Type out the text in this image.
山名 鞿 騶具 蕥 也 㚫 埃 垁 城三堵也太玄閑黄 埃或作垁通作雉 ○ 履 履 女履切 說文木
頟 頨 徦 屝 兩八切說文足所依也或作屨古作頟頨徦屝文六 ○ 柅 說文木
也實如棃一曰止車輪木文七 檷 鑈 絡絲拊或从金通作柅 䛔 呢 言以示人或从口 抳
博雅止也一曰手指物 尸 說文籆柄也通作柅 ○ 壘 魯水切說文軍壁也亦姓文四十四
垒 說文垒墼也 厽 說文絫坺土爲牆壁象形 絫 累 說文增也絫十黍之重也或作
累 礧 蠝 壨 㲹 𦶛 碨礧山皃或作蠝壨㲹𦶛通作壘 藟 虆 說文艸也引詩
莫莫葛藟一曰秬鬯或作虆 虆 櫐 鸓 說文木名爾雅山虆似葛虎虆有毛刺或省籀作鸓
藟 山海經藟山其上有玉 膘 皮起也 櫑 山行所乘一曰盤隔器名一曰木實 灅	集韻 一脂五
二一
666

▬▬▬▬▬▬▬▬▬▬

GIVEN TASK: Provide all the records again, word for word.

RESPONSE FOR THIS EXERCISE:
Type out the text in this image.
山名 鞿 騶具 蕥 也 㚫 埃 垁 城三堵也太玄閑黄 埃或作垁通作雉 ○ 履 履 女履切 說文木
頟 頨 徦 屝 兩八切說文足所依也或作屨古作頟頨徦屝文六 ○ 柅 說文木
也實如棃一曰止車輪木文七 檷 鑈 絡絲拊或从金通作柅 䛔 呢 言以示人或从口 抳
博雅止也一曰手指物 尸 說文籆柄也通作柅 ○ 壘 魯水切說文軍壁也亦姓文四十四
垒 說文垒墼也 厽 說文絫坺土爲牆壁象形 絫 累 說文增也絫十黍之重也或作
累 礧 蠝 壨 㲹 𦶛 碨礧山皃或作蠝壨㲹𦶛通作壘 藟 虆 說文艸也引詩
莫莫葛藟一曰秬鬯或作虆 虆 櫐 鸓 說文木名爾雅山虆似葛虎虆有毛刺或省籀作鸓
藟 山海經藟山其上有玉 膘 皮起也 櫑 山行所乘一曰盤隔器名一曰木實 灅	集韻 一脂五
二一
666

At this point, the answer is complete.